The Importance of a Day Off

I love my kid with all my heart AND I also truly believe the adage, “Absence makes the heart grow fonder.”

Because I’m really struggling.

Like, a lot.

It helps to make fun of it, find the humor in the situation, but the truth of it all is that this Summer of the No Naps is completely maddening. It’s hard to restructure my routine, especially my writing routine, around this no-napping thing.

So yesterday Husband took Z to his parents’ house for the day. I went out to lunch with a fellow English-nerd friend (she wore these AWESOME earrings decorated with colons and semi-colons). Then I bought six diary books at Borders (a little excessive, even for me, but this IS my favorite brand of blank book, and I don’t know where else to get them, and I don’t know how much longer Borders will be there). Then I had iced tea at a nifty little cafe downtown, and stopped for a nice chat with another friend and critique partner before heading home to write.

I wasted time when I got home. Too much time. It’s what happens when I’m not in the habit of putting my booty in the chair and working on the manuscript. But my friend Seven and I made a pact to write for at least one hour every evening, and that pact should give me the forward momentum I need to get through the remaining 33 days until preschool starts.

So let’s do this. I have some blank books to fill with new manuscripts as soon as I finish revising this one!

The Love Shack

This post is long overdue. You see, friends, I have been working on a Secret Project of Joy (in addition to conspiring to send my daughter away to military camp, aka Preschool). My Secret Project of Joy is transforming our garage guest room, the “Love Shack” as we like to call it, into a place I can actually work.

The first step was covering up the orange paint.

## Given data
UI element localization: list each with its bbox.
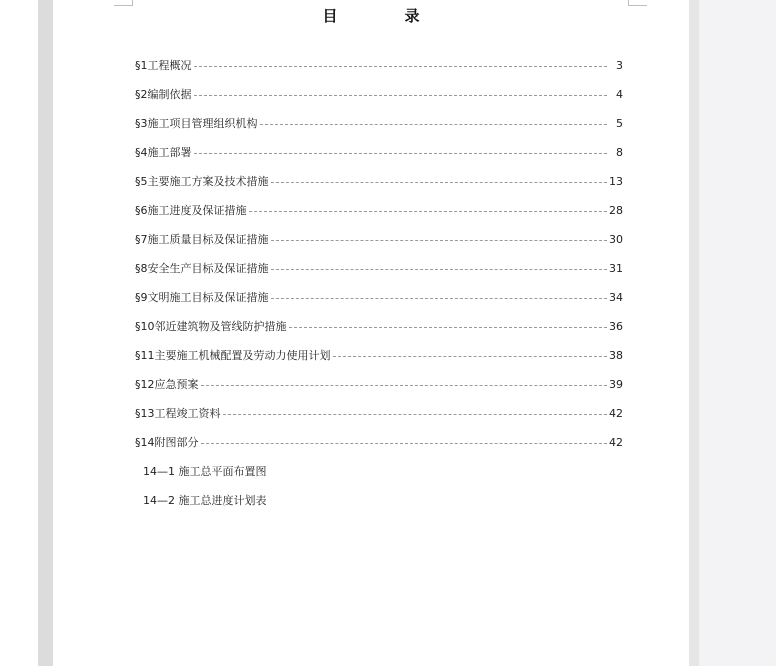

## What you will do
Write out the passage of the blog post about taking a day off word for word, starting with "I wasted time" and going on through "until preschool starts.". The material comes from a different source than the blog post.

## Result
I wasted time when I got home. Too much time. It’s what happens when I’m not in the habit of putting my booty in the chair and working on the manuscript. But my friend Seven and I made a pact to write for at least one hour every evening, and that pact should give me the forward momentum I need to get through the remaining 33 days until preschool starts.